## Problem statement
Pull out every line containing the string "Networking".

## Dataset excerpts
★ ★ ★

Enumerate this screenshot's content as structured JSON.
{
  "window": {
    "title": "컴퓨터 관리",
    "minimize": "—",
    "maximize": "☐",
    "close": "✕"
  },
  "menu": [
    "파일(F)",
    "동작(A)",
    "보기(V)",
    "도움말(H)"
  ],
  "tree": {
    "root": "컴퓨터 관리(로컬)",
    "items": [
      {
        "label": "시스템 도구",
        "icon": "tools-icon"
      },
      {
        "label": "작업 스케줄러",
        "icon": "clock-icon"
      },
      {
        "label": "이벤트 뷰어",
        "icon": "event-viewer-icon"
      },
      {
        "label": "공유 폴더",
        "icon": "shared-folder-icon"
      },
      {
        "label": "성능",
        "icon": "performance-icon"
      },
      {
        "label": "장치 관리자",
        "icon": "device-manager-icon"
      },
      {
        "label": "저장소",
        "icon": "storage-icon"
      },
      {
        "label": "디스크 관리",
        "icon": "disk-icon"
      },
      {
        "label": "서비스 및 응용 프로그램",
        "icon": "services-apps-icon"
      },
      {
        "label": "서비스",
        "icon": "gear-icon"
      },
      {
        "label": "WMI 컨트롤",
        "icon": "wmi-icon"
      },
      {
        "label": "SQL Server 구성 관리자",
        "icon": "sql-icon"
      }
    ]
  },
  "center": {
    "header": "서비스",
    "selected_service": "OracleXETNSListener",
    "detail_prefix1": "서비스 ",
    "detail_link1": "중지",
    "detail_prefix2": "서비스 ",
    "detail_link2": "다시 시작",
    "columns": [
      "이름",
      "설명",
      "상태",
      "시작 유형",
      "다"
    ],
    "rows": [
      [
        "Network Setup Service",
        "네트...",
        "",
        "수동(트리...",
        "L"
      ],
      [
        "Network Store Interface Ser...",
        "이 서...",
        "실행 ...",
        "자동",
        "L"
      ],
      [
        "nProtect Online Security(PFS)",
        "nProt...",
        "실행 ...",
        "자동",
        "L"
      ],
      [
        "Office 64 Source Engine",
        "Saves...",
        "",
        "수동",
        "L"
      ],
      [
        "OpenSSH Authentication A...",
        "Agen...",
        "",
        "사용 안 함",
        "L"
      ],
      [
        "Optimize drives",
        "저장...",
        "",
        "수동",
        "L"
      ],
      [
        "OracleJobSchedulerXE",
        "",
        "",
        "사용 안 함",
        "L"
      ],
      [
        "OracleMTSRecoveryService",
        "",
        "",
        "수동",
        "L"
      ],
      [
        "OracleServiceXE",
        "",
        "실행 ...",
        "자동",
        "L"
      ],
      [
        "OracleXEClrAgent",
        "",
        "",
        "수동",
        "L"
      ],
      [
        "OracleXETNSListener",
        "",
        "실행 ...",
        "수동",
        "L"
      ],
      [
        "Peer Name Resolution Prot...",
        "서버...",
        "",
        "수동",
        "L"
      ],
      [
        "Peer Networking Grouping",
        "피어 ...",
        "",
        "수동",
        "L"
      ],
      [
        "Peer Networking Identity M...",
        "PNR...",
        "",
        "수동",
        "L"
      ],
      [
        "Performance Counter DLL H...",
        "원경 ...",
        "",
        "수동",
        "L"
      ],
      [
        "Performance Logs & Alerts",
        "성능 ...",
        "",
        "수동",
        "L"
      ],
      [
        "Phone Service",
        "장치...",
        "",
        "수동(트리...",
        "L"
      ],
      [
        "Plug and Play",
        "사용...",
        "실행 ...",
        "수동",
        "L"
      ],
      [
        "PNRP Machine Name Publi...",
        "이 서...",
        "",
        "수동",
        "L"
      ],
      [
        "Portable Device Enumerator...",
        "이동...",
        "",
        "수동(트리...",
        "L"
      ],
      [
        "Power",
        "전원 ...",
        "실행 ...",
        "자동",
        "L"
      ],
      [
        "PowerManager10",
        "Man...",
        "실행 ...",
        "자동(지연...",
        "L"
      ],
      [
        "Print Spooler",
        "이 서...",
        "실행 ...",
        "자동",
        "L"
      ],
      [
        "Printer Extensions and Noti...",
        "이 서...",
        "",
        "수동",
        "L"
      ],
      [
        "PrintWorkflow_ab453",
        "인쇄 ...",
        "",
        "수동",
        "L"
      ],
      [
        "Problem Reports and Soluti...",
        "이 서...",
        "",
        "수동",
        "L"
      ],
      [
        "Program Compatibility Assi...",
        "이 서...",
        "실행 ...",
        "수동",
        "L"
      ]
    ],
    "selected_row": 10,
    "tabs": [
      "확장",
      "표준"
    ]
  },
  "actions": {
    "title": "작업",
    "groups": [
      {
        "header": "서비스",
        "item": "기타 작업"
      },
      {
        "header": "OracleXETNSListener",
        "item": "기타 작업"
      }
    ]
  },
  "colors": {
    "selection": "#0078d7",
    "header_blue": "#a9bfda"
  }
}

★ ★ ★

## Output for this exercise
        "Peer Networking Grouping",
        "Peer Networking Identity M...",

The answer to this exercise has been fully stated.